▶ **The request**
Each entry has to be copied exactly, with nothing missed.

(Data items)
=-=-=-=-=

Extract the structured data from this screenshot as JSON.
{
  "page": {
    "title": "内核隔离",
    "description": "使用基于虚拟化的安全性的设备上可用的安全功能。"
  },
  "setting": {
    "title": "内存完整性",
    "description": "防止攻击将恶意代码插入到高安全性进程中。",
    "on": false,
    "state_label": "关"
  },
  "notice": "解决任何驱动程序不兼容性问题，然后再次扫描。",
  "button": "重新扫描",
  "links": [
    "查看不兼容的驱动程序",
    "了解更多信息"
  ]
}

=-=-=-=-=

▶ **Exercise answer**
Extract the structured data from this screenshot as JSON.
{
  "page": {
    "title": "内核隔离",
    "description": "使用基于虚拟化的安全性的设备上可用的安全功能。"
  },
  "setting": {
    "title": "内存完整性",
    "description": "防止攻击将恶意代码插入到高安全性进程中。",
    "on": false,
    "state_label": "关"
  },
  "notice": "解决任何驱动程序不兼容性问题，然后再次扫描。",
  "button": "重新扫描",
  "links": [
    "查看不兼容的驱动程序",
    "了解更多信息"
  ]
}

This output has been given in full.